* What to work on
A. Revise the UC budget article from "At their UC" through "meet mid-year cuts.", replacing "fee hikes" with "tuition increases".
B. Pick up the UC budget article after its last sentence and write the next few paragraphs.

* Source extract
——————

The recently passed state budget has left the university with $115 million in new cuts.

At their UC Riverside meeting, the regents discussed fee hikes, but put off action until May due to the uncertainty of the university's financial situation.

"Whatever the outcome, we will continue to administer a strong financial aid program that mitigates the effect of fee increases," UC President Mark Yudof said.

The campuses will present strategies today to meet mid-year cuts.

Educational fee increases, which would raise $106.7 million for the university, have been under consideration for more than a year. Although campuses are currently factoring a 9.3 percent increase into their summer session tuitions based on state budget recommendations, the regents stressed there is no official proposal yet to do so.

"It is clear that over the last 40 years, when you see the amount of support from the state per student and how much it's declined, it has by and large been picked up by student fees," said UC Regent Richard Blum. "When we talk about raising student fees ... it isn't something that we take lightly."

At the meeting, regents approved the establishment of a nursing school at UC Davis and reviewed the progress of student mental health programs, which got an additional $8 million in registration fees for 2008-09.

——————

* Data shown
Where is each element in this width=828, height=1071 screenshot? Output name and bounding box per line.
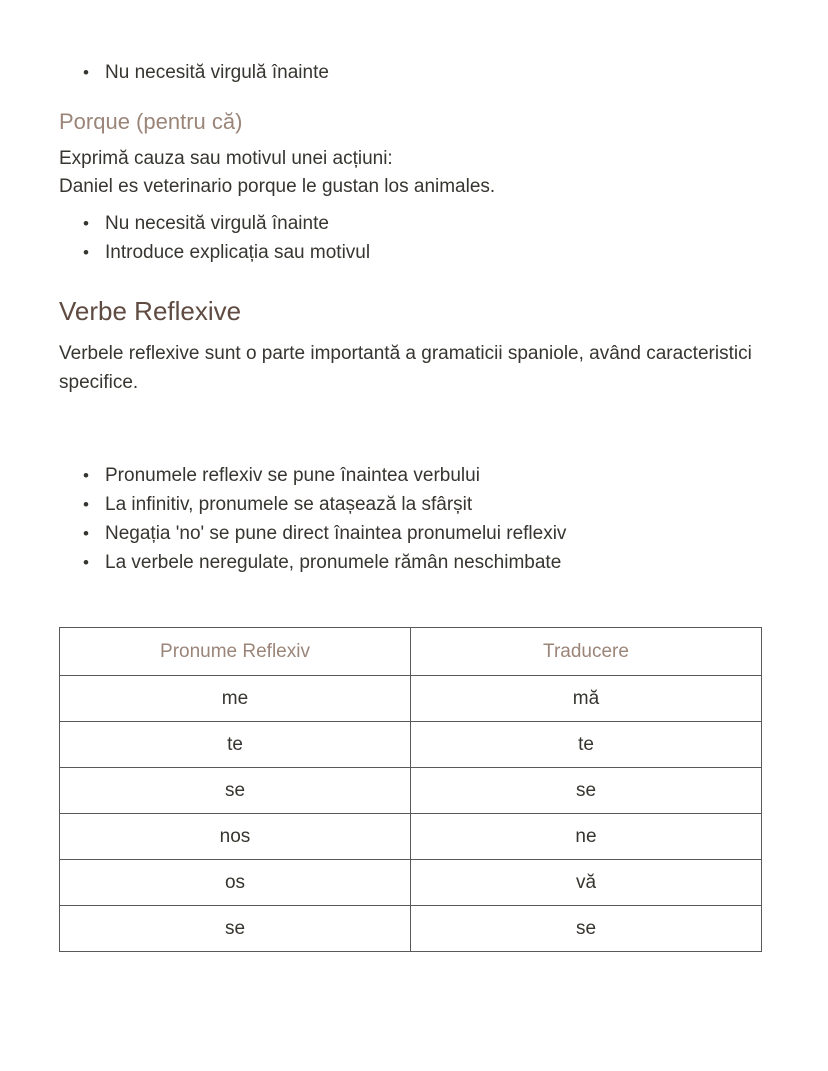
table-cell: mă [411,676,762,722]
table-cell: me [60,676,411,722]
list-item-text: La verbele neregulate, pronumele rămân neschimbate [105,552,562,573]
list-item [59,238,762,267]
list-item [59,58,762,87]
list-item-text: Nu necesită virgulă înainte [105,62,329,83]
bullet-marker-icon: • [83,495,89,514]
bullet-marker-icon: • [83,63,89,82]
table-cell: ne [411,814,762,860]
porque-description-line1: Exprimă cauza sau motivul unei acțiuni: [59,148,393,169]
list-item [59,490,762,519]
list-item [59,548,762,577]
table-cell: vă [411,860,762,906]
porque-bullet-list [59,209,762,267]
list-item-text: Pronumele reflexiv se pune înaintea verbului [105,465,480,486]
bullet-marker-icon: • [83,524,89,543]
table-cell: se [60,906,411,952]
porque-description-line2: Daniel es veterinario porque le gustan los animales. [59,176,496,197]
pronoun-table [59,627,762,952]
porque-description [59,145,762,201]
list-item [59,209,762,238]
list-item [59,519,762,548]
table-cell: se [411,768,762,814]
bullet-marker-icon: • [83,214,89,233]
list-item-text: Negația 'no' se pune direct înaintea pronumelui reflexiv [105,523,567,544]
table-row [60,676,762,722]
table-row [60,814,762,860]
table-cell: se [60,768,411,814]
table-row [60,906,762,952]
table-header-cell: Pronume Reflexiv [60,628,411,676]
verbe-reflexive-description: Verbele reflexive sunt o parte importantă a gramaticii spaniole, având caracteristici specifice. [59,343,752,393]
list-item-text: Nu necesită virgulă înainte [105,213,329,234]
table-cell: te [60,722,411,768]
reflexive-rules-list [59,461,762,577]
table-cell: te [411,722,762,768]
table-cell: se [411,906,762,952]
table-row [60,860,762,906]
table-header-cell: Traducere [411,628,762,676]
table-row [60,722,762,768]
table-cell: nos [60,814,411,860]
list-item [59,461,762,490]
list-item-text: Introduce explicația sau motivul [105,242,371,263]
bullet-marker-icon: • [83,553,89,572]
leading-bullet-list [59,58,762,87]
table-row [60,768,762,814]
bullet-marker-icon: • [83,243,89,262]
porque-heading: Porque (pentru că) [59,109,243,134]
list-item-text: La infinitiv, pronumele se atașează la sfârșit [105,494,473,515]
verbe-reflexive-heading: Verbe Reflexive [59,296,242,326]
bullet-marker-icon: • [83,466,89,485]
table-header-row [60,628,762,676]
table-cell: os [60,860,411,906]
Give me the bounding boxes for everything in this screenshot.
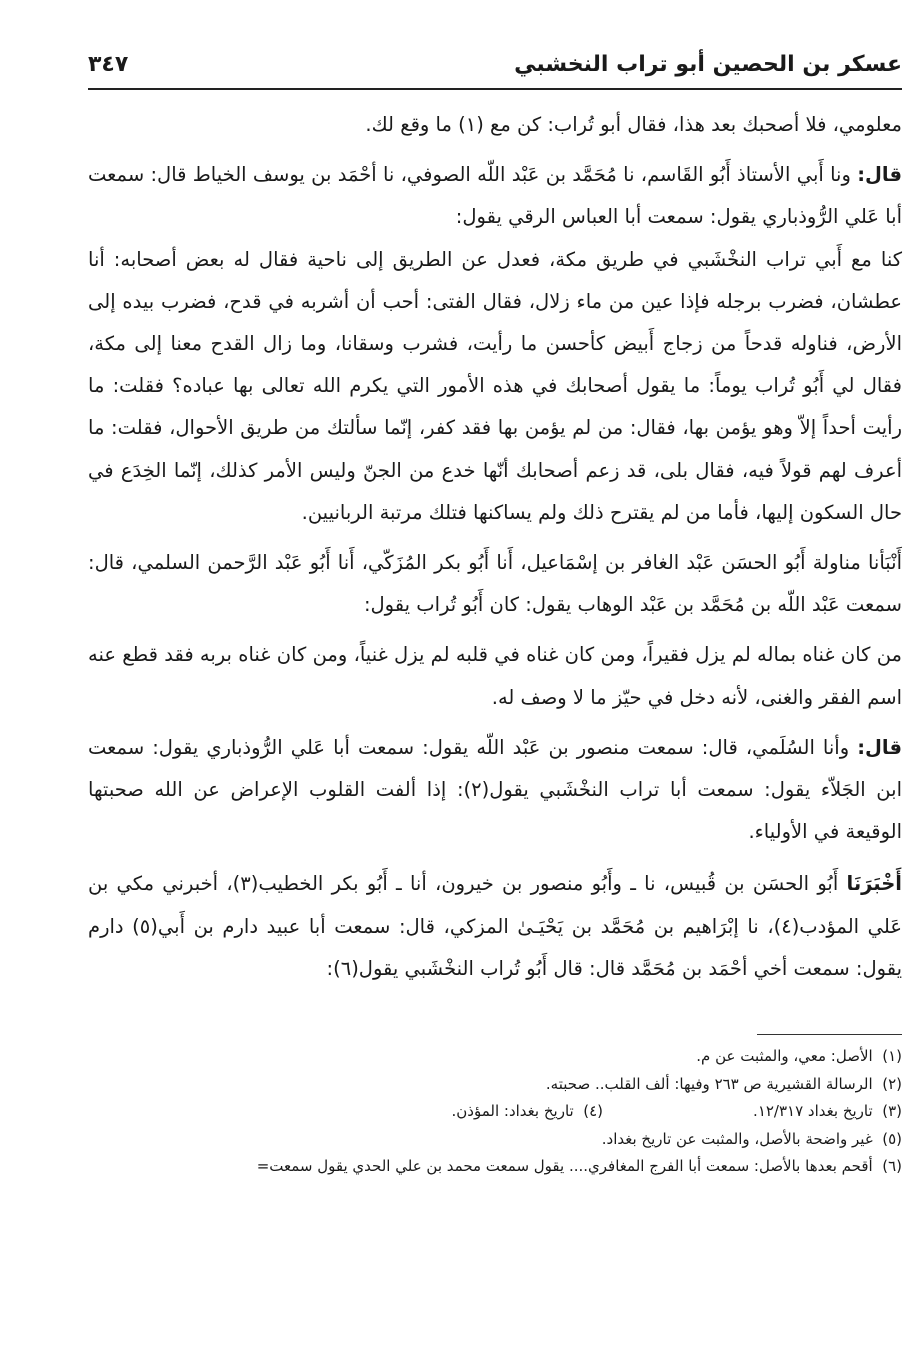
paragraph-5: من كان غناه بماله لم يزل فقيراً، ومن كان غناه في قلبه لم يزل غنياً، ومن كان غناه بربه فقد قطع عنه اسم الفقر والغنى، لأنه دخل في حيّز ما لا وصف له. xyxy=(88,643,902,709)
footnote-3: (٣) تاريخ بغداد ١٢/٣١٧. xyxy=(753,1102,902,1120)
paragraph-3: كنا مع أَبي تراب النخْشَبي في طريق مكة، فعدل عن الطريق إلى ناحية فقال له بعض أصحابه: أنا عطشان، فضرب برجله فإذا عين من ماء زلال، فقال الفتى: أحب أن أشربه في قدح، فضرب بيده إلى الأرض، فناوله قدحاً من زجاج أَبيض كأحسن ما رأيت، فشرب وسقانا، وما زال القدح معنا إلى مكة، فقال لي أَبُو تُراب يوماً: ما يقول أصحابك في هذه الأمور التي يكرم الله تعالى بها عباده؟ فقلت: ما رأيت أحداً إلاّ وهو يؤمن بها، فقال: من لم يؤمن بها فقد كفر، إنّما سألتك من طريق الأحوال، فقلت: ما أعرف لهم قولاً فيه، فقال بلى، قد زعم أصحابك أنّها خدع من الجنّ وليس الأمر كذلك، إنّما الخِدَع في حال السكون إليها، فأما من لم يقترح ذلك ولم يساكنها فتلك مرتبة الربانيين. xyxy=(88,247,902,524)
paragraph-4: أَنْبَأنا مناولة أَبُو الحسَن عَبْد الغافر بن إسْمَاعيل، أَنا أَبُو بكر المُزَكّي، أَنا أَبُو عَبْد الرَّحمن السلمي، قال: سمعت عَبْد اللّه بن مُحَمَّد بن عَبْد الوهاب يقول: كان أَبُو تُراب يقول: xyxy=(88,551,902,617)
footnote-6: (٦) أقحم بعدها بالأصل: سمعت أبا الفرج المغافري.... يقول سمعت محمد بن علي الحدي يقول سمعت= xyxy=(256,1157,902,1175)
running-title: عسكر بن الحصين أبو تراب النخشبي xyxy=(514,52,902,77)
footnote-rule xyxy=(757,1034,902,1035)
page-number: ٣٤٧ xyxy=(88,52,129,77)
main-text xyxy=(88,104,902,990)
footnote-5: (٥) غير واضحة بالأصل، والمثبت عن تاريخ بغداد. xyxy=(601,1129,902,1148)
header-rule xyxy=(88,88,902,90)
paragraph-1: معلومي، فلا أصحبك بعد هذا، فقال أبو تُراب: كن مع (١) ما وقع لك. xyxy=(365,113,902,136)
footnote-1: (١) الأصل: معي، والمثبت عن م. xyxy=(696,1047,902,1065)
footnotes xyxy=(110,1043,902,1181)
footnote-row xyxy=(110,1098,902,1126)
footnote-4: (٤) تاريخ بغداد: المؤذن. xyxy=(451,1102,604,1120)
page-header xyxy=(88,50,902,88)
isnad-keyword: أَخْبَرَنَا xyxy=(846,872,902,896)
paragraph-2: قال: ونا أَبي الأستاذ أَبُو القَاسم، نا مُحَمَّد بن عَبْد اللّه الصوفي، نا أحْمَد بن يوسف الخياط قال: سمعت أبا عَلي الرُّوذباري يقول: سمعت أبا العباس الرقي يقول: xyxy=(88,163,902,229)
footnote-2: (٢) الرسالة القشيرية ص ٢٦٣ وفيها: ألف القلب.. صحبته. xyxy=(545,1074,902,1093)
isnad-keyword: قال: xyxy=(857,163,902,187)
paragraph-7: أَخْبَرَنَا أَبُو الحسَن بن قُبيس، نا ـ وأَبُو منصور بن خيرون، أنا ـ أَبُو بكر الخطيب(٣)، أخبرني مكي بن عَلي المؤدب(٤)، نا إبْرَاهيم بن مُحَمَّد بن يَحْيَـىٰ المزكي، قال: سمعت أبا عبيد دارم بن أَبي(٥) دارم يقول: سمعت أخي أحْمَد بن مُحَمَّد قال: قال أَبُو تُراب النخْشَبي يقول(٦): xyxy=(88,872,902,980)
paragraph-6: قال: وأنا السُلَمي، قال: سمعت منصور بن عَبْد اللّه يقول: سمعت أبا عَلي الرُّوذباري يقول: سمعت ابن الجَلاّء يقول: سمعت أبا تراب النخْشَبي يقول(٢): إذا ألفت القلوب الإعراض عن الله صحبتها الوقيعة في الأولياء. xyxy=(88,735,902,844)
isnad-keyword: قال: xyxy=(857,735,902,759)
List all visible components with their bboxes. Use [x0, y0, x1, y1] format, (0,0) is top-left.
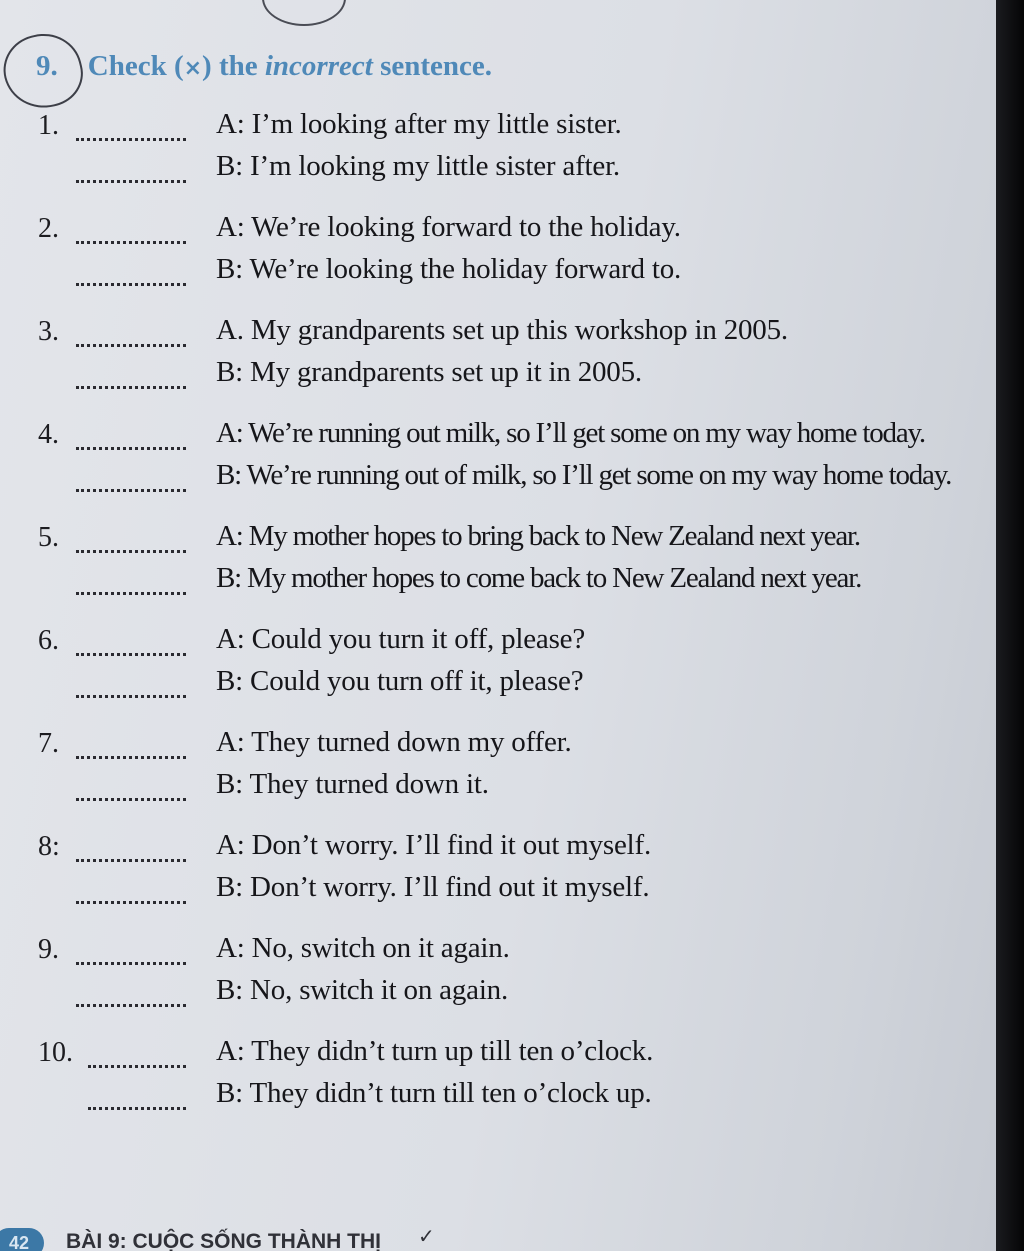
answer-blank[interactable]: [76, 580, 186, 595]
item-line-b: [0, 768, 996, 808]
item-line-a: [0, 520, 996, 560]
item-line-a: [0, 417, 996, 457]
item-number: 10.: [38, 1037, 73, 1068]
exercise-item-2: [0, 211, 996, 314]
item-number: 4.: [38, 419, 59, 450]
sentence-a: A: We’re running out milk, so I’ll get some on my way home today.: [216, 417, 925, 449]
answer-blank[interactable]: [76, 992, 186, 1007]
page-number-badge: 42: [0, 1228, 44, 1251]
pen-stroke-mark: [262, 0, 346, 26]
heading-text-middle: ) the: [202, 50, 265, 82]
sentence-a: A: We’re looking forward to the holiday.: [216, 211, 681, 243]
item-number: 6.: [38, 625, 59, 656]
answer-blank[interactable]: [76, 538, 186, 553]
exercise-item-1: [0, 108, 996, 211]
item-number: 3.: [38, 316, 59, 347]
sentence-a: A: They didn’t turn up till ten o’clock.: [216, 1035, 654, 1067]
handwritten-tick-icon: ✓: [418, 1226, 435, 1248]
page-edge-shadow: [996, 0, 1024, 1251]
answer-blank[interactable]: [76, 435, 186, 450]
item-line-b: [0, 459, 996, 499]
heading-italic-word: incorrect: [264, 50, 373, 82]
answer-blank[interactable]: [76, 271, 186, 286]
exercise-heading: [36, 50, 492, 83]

——————

* Responses per task
A.
At their UC Riverside meeting, the regents discussed tuition increases, but put off action until May due to the uncertainty of the university's financial situation.

"Whatever the outcome, we will continue to administer a strong financial aid program that mitigates the effect of fee increases," UC President Mark Yudof said.

The campuses will present strategies today to meet mid-year cuts.

B.
To meet the cuts, Yudof said it may be necessary to implement salary reductions and furloughs, or mandatory unpaid workdays, for all UC employees next year.

UC Berkeley Chancellor Robert Birgeneau, who gave a presentation on the campus's academic and financial situation, said it is facing a $67.2 million shortfall overall and will be looking at furloughs as well as scaling back on faculty hiring.

"But we can't sustain that inevitably," he said. "Faculty are needed (for the campus) to prosper."

Of the mid-year cuts mandated by the state, UC Berkeley's share was $15 million, $10 million of which will become permanent reductions next year. Birgeneau said the campus borrowed from the campus's $600 million pool of dedicated funding to deal with this year's shortfall.

"We decided we didn't want to cancel classes or eliminate any lecturers (and) hurt students," he said.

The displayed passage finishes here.